▸ Problem description
Examine the records and identify each line that includes the string "style". Copy those lines.
────
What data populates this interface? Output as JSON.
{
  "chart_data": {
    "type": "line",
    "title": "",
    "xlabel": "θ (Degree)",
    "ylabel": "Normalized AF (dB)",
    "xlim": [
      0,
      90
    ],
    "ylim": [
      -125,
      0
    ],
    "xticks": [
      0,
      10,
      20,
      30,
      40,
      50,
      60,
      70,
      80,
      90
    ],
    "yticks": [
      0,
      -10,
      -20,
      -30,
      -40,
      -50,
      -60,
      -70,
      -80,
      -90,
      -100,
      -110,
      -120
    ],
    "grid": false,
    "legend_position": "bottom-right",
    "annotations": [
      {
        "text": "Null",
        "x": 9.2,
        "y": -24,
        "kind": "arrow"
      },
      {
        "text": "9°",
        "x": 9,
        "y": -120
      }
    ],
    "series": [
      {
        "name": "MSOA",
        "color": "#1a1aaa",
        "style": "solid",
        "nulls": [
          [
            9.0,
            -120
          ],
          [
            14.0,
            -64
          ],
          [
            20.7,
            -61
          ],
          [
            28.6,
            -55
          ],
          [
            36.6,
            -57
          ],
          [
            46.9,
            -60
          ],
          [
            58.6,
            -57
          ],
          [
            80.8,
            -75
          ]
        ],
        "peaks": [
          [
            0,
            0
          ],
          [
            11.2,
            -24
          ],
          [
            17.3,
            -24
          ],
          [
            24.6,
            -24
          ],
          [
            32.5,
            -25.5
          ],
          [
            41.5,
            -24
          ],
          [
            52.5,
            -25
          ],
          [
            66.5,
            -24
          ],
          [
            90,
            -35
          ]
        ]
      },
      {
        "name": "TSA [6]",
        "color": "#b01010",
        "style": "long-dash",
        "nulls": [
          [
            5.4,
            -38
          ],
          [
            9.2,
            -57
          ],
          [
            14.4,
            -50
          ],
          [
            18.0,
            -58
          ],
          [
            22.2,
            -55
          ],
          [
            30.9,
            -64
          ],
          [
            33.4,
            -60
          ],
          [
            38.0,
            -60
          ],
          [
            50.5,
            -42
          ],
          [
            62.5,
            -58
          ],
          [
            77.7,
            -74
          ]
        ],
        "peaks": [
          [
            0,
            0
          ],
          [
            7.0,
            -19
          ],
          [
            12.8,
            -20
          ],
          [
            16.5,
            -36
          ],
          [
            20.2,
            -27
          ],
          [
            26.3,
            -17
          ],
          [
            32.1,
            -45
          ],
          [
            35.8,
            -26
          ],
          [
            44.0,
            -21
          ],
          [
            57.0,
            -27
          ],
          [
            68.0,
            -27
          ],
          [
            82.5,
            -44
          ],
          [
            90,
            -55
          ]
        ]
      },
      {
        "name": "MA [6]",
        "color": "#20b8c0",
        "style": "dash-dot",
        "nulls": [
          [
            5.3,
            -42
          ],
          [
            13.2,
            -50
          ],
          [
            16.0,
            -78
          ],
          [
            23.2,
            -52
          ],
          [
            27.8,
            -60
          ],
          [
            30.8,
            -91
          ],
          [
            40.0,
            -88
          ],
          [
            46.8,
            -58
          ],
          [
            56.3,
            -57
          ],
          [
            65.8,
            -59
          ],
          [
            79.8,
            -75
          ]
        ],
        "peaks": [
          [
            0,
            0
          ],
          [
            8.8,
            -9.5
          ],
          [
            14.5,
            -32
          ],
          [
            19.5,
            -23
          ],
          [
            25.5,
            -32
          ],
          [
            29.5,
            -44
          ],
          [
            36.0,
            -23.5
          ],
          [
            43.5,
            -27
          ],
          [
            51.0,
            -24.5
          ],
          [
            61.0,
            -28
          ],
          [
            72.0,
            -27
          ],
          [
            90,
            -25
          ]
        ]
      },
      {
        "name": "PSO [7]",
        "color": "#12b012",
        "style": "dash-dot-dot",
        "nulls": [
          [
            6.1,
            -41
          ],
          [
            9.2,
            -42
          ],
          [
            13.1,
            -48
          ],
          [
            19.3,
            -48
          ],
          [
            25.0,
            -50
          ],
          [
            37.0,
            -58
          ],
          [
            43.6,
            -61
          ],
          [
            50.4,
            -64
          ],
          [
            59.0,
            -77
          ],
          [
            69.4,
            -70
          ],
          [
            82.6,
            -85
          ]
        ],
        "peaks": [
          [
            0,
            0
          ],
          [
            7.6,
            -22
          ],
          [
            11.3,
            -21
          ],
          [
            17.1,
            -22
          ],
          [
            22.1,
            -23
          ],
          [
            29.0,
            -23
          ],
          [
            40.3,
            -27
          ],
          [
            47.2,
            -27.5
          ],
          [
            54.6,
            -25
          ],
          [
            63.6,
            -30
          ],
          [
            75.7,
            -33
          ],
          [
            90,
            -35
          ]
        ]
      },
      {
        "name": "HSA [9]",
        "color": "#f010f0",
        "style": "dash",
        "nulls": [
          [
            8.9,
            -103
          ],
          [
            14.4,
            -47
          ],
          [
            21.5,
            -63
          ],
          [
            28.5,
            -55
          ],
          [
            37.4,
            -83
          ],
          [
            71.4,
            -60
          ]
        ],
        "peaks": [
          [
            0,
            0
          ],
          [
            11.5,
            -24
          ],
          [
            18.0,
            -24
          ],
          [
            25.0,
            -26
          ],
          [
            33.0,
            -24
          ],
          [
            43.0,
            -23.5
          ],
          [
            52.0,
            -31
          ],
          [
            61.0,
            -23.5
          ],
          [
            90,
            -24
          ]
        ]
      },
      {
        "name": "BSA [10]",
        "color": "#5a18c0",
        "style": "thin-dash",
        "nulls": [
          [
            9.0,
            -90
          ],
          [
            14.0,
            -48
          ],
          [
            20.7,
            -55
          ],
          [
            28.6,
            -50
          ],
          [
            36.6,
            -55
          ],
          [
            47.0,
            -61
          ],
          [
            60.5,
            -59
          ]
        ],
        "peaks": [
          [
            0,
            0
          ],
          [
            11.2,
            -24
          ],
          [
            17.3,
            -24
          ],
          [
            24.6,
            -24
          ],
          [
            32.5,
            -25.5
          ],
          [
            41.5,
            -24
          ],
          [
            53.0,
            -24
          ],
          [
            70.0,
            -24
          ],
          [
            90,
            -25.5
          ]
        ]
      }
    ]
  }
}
────
▸ Correct output
        "style": "solid",
        "style": "long-dash",
        "style": "dash-dot",
        "style": "dash-dot-dot",
        "style": "dash",
        "style": "thin-dash",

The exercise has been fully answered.